_REQUIRED WORK:_ All of the records below should be output exactly.

Records from a data source
******

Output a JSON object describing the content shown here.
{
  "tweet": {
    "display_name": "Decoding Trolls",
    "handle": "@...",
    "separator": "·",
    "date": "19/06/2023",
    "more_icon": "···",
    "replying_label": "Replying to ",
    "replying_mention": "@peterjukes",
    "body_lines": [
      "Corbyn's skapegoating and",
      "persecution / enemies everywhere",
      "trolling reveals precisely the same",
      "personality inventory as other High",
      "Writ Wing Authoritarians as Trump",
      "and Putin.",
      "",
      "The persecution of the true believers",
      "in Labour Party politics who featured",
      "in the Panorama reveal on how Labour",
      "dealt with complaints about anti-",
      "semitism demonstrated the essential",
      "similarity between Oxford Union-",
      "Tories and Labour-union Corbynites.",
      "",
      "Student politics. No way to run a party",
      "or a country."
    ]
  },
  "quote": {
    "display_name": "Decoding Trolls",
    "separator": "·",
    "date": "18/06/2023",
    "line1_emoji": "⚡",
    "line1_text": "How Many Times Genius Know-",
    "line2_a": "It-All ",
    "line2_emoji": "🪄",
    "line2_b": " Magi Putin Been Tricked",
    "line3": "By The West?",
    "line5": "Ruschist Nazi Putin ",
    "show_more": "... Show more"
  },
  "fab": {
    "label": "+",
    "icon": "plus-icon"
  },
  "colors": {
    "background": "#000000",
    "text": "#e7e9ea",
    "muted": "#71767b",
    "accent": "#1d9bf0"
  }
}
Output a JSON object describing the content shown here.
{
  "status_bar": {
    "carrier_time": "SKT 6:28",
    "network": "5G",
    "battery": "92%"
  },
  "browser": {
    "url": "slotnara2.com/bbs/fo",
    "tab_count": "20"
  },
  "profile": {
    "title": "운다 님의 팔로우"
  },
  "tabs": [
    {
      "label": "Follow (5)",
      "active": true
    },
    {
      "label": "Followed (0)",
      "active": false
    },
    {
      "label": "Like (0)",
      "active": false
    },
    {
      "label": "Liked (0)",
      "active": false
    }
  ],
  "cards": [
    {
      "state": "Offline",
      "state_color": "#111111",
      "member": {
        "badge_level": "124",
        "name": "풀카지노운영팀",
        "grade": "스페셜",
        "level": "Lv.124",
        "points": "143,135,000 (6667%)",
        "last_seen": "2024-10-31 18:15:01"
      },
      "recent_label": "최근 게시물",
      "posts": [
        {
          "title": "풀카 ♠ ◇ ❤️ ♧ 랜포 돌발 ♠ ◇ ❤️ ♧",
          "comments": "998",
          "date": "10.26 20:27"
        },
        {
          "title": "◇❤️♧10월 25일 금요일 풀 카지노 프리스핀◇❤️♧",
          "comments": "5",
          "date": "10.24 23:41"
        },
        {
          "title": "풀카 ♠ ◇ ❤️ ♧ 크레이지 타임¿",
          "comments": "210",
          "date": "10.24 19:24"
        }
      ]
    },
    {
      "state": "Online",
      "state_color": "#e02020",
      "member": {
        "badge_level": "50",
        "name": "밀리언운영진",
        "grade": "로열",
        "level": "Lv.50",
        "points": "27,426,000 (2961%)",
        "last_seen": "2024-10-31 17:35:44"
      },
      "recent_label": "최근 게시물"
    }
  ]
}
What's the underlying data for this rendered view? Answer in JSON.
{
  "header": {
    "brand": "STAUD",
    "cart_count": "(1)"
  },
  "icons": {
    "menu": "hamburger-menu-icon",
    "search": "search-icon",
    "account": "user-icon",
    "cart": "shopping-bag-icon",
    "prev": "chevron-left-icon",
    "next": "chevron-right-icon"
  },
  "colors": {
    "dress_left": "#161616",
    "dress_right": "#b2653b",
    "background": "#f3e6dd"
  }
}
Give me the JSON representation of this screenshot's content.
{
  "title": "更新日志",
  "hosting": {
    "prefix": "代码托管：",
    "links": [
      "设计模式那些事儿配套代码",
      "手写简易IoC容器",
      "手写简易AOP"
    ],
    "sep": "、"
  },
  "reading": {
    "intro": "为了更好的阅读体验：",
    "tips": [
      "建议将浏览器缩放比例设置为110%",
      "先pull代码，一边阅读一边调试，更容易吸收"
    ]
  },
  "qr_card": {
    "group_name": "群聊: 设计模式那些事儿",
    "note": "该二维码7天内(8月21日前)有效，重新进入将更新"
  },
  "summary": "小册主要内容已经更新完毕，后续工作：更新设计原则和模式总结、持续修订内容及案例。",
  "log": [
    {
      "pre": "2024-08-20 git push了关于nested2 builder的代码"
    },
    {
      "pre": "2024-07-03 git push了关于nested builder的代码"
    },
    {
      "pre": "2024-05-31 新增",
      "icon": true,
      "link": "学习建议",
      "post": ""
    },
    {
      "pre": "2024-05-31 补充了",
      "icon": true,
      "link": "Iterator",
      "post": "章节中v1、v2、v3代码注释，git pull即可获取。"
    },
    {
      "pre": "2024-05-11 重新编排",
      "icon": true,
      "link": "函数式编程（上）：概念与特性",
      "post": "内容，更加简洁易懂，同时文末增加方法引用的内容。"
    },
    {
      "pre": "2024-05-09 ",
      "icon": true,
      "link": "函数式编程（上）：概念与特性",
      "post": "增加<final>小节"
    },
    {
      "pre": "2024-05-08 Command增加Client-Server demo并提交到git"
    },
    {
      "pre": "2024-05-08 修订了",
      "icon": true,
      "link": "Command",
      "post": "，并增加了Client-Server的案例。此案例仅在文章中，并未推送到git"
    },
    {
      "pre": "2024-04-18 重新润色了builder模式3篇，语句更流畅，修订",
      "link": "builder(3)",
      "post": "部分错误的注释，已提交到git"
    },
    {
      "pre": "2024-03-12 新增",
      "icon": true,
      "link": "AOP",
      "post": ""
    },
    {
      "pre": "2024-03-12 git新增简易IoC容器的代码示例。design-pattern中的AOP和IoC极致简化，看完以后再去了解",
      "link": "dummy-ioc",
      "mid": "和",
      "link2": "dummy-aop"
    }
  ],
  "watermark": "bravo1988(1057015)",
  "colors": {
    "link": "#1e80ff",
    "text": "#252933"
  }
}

******

_WRITTEN RESPONSE:_
Output a JSON object describing the content shown here.
{
  "tweet": {
    "display_name": "Decoding Trolls",
    "handle": "@...",
    "separator": "·",
    "date": "19/06/2023",
    "more_icon": "···",
    "replying_label": "Replying to ",
    "replying_mention": "@peterjukes",
    "body_lines": [
      "Corbyn's skapegoating and",
      "persecution / enemies everywhere",
      "trolling reveals precisely the same",
      "personality inventory as other High",
      "Writ Wing Authoritarians as Trump",
      "and Putin.",
      "",
      "The persecution of the true believers",
      "in Labour Party politics who featured",
      "in the Panorama reveal on how Labour",
      "dealt with complaints about anti-",
      "semitism demonstrated the essential",
      "similarity between Oxford Union-",
      "Tories and Labour-union Corbynites.",
      "",
      "Student politics. No way to run a party",
      "or a country."
    ]
  },
  "quote": {
    "display_name": "Decoding Trolls",
    "separator": "·",
    "date": "18/06/2023",
    "line1_emoji": "⚡",
    "line1_text": "How Many Times Genius Know-",
    "line2_a": "It-All ",
    "line2_emoji": "🪄",
    "line2_b": " Magi Putin Been Tricked",
    "line3": "By The West?",
    "line5": "Ruschist Nazi Putin ",
    "show_more": "... Show more"
  },
  "fab": {
    "label": "+",
    "icon": "plus-icon"
  },
  "colors": {
    "background": "#000000",
    "text": "#e7e9ea",
    "muted": "#71767b",
    "accent": "#1d9bf0"
  }
}
Output a JSON object describing the content shown here.
{
  "status_bar": {
    "carrier_time": "SKT 6:28",
    "network": "5G",
    "battery": "92%"
  },
  "browser": {
    "url": "slotnara2.com/bbs/fo",
    "tab_count": "20"
  },
  "profile": {
    "title": "운다 님의 팔로우"
  },
  "tabs": [
    {
      "label": "Follow (5)",
      "active": true
    },
    {
      "label": "Followed (0)",
      "active": false
    },
    {
      "label": "Like (0)",
      "active": false
    },
    {
      "label": "Liked (0)",
      "active": false
    }
  ],
  "cards": [
    {
      "state": "Offline",
      "state_color": "#111111",
      "member": {
        "badge_level": "124",
        "name": "풀카지노운영팀",
        "grade": "스페셜",
        "level": "Lv.124",
        "points": "143,135,000 (6667%)",
        "last_seen": "2024-10-31 18:15:01"
      },
      "recent_label": "최근 게시물",
      "posts": [
        {
          "title": "풀카 ♠ ◇ ❤️ ♧ 랜포 돌발 ♠ ◇ ❤️ ♧",
          "comments": "998",
          "date": "10.26 20:27"
        },
        {
          "title": "◇❤️♧10월 25일 금요일 풀 카지노 프리스핀◇❤️♧",
          "comments": "5",
          "date": "10.24 23:41"
        },
        {
          "title": "풀카 ♠ ◇ ❤️ ♧ 크레이지 타임¿",
          "comments": "210",
          "date": "10.24 19:24"
        }
      ]
    },
    {
      "state": "Online",
      "state_color": "#e02020",
      "member": {
        "badge_level": "50",
        "name": "밀리언운영진",
        "grade": "로열",
        "level": "Lv.50",
        "points": "27,426,000 (2961%)",
        "last_seen": "2024-10-31 17:35:44"
      },
      "recent_label": "최근 게시물"
    }
  ]
}
What's the underlying data for this rendered view? Answer in JSON.
{
  "header": {
    "brand": "STAUD",
    "cart_count": "(1)"
  },
  "icons": {
    "menu": "hamburger-menu-icon",
    "search": "search-icon",
    "account": "user-icon",
    "cart": "shopping-bag-icon",
    "prev": "chevron-left-icon",
    "next": "chevron-right-icon"
  },
  "colors": {
    "dress_left": "#161616",
    "dress_right": "#b2653b",
    "background": "#f3e6dd"
  }
}
Give me the JSON representation of this screenshot's content.
{
  "title": "更新日志",
  "hosting": {
    "prefix": "代码托管：",
    "links": [
      "设计模式那些事儿配套代码",
      "手写简易IoC容器",
      "手写简易AOP"
    ],
    "sep": "、"
  },
  "reading": {
    "intro": "为了更好的阅读体验：",
    "tips": [
      "建议将浏览器缩放比例设置为110%",
      "先pull代码，一边阅读一边调试，更容易吸收"
    ]
  },
  "qr_card": {
    "group_name": "群聊: 设计模式那些事儿",
    "note": "该二维码7天内(8月21日前)有效，重新进入将更新"
  },
  "summary": "小册主要内容已经更新完毕，后续工作：更新设计原则和模式总结、持续修订内容及案例。",
  "log": [
    {
      "pre": "2024-08-20 git push了关于nested2 builder的代码"
    },
    {
      "pre": "2024-07-03 git push了关于nested builder的代码"
    },
    {
      "pre": "2024-05-31 新增",
      "icon": true,
      "link": "学习建议",
      "post": ""
    },
    {
      "pre": "2024-05-31 补充了",
      "icon": true,
      "link": "Iterator",
      "post": "章节中v1、v2、v3代码注释，git pull即可获取。"
    },
    {
      "pre": "2024-05-11 重新编排",
      "icon": true,
      "link": "函数式编程（上）：概念与特性",
      "post": "内容，更加简洁易懂，同时文末增加方法引用的内容。"
    },
    {
      "pre": "2024-05-09 ",
      "icon": true,
      "link": "函数式编程（上）：概念与特性",
      "post": "增加<final>小节"
    },
    {
      "pre": "2024-05-08 Command增加Client-Server demo并提交到git"
    },
    {
      "pre": "2024-05-08 修订了",
      "icon": true,
      "link": "Command",
      "post": "，并增加了Client-Server的案例。此案例仅在文章中，并未推送到git"
    },
    {
      "pre": "2024-04-18 重新润色了builder模式3篇，语句更流畅，修订",
      "link": "builder(3)",
      "post": "部分错误的注释，已提交到git"
    },
    {
      "pre": "2024-03-12 新增",
      "icon": true,
      "link": "AOP",
      "post": ""
    },
    {
      "pre": "2024-03-12 git新增简易IoC容器的代码示例。design-pattern中的AOP和IoC极致简化，看完以后再去了解",
      "link": "dummy-ioc",
      "mid": "和",
      "link2": "dummy-aop"
    }
  ],
  "watermark": "bravo1988(1057015)",
  "colors": {
    "link": "#1e80ff",
    "text": "#252933"
  }
}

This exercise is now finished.